Problem details: Repeat the listing word for word. No pictures belong in the copy.

Data section:
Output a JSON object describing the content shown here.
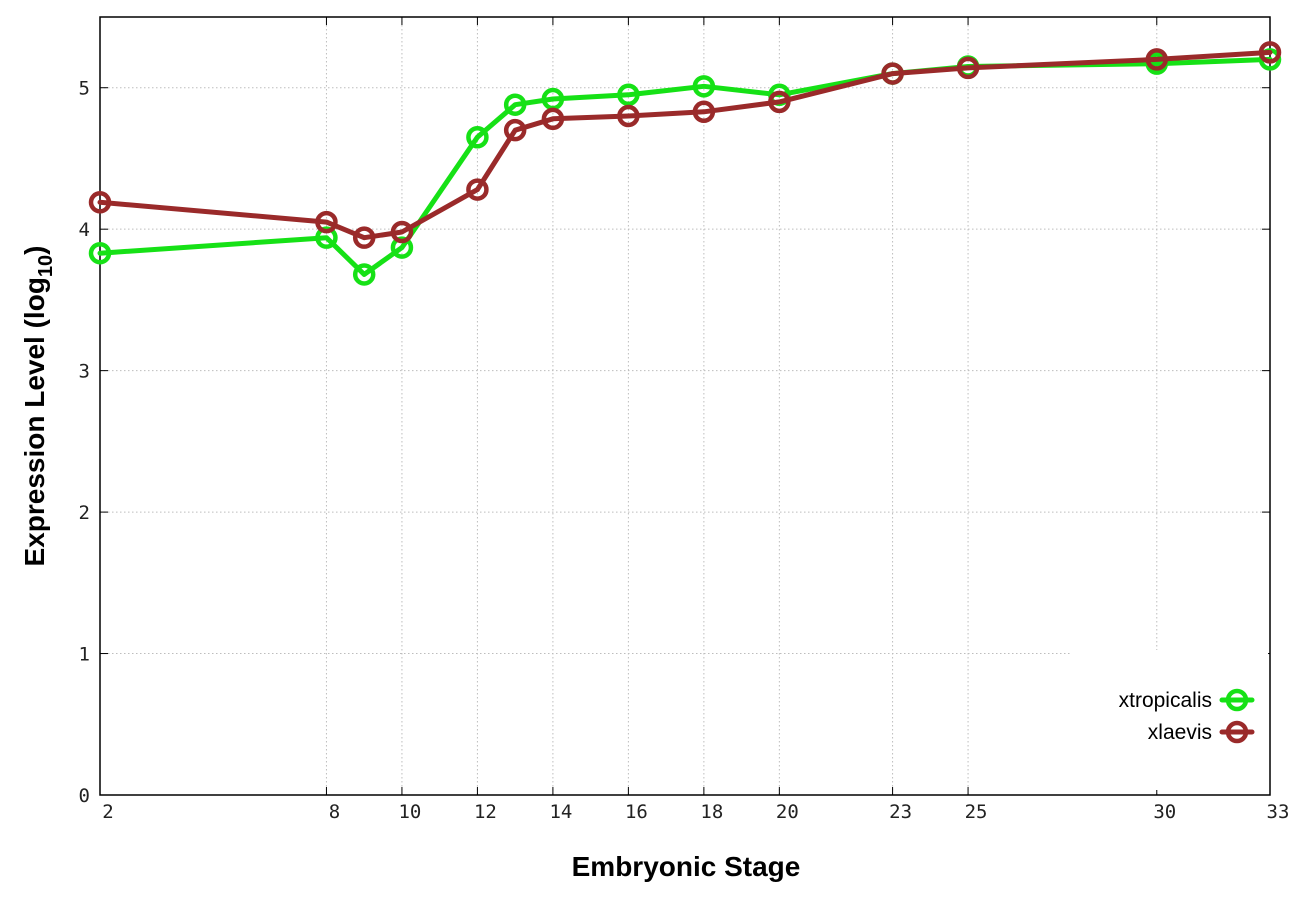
{
  "chart_data": {
    "type": "line",
    "title": "",
    "xlabel": "Embryonic Stage",
    "ylabel_main": "Expression Level (log",
    "ylabel_sub": "10",
    "ylabel_close": ")",
    "xlim": [
      2,
      33
    ],
    "ylim": [
      0,
      5.5
    ],
    "grid": true,
    "legend_position": "bottom-right",
    "x_ticks": [
      2,
      8,
      10,
      12,
      14,
      16,
      18,
      20,
      23,
      25,
      30,
      33
    ],
    "y_ticks": [
      0,
      1,
      2,
      3,
      4,
      5
    ],
    "x_tick_labels": [
      "2",
      "8",
      "10",
      "12",
      "14",
      "16",
      "18",
      "20",
      "23",
      "25",
      "30",
      "33"
    ],
    "y_tick_labels": [
      "0",
      "1",
      "2",
      "3",
      "4",
      "5"
    ],
    "series": [
      {
        "name": "xtropicalis",
        "color": "#16e116",
        "x": [
          2,
          8,
          9,
          10,
          12,
          13,
          14,
          16,
          18,
          20,
          23,
          25,
          30,
          33
        ],
        "values": [
          3.83,
          3.94,
          3.68,
          3.87,
          4.65,
          4.88,
          4.92,
          4.95,
          5.01,
          4.95,
          5.1,
          5.15,
          5.17,
          5.2
        ]
      },
      {
        "name": "xlaevis",
        "color": "#9a2a2a",
        "x": [
          2,
          8,
          9,
          10,
          12,
          13,
          14,
          16,
          18,
          20,
          23,
          25,
          30,
          33
        ],
        "values": [
          4.19,
          4.05,
          3.94,
          3.98,
          4.28,
          4.7,
          4.78,
          4.8,
          4.83,
          4.9,
          5.1,
          5.14,
          5.2,
          5.25
        ]
      }
    ]
  }
}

Task response:
Output a JSON object describing the content shown here.
{
  "chart_data": {
    "type": "line",
    "title": "",
    "xlabel": "Embryonic Stage",
    "ylabel_main": "Expression Level (log",
    "ylabel_sub": "10",
    "ylabel_close": ")",
    "xlim": [
      2,
      33
    ],
    "ylim": [
      0,
      5.5
    ],
    "grid": true,
    "legend_position": "bottom-right",
    "x_ticks": [
      2,
      8,
      10,
      12,
      14,
      16,
      18,
      20,
      23,
      25,
      30,
      33
    ],
    "y_ticks": [
      0,
      1,
      2,
      3,
      4,
      5
    ],
    "x_tick_labels": [
      "2",
      "8",
      "10",
      "12",
      "14",
      "16",
      "18",
      "20",
      "23",
      "25",
      "30",
      "33"
    ],
    "y_tick_labels": [
      "0",
      "1",
      "2",
      "3",
      "4",
      "5"
    ],
    "series": [
      {
        "name": "xtropicalis",
        "color": "#16e116",
        "x": [
          2,
          8,
          9,
          10,
          12,
          13,
          14,
          16,
          18,
          20,
          23,
          25,
          30,
          33
        ],
        "values": [
          3.83,
          3.94,
          3.68,
          3.87,
          4.65,
          4.88,
          4.92,
          4.95,
          5.01,
          4.95,
          5.1,
          5.15,
          5.17,
          5.2
        ]
      },
      {
        "name": "xlaevis",
        "color": "#9a2a2a",
        "x": [
          2,
          8,
          9,
          10,
          12,
          13,
          14,
          16,
          18,
          20,
          23,
          25,
          30,
          33
        ],
        "values": [
          4.19,
          4.05,
          3.94,
          3.98,
          4.28,
          4.7,
          4.78,
          4.8,
          4.83,
          4.9,
          5.1,
          5.14,
          5.2,
          5.25
        ]
      }
    ]
  }
}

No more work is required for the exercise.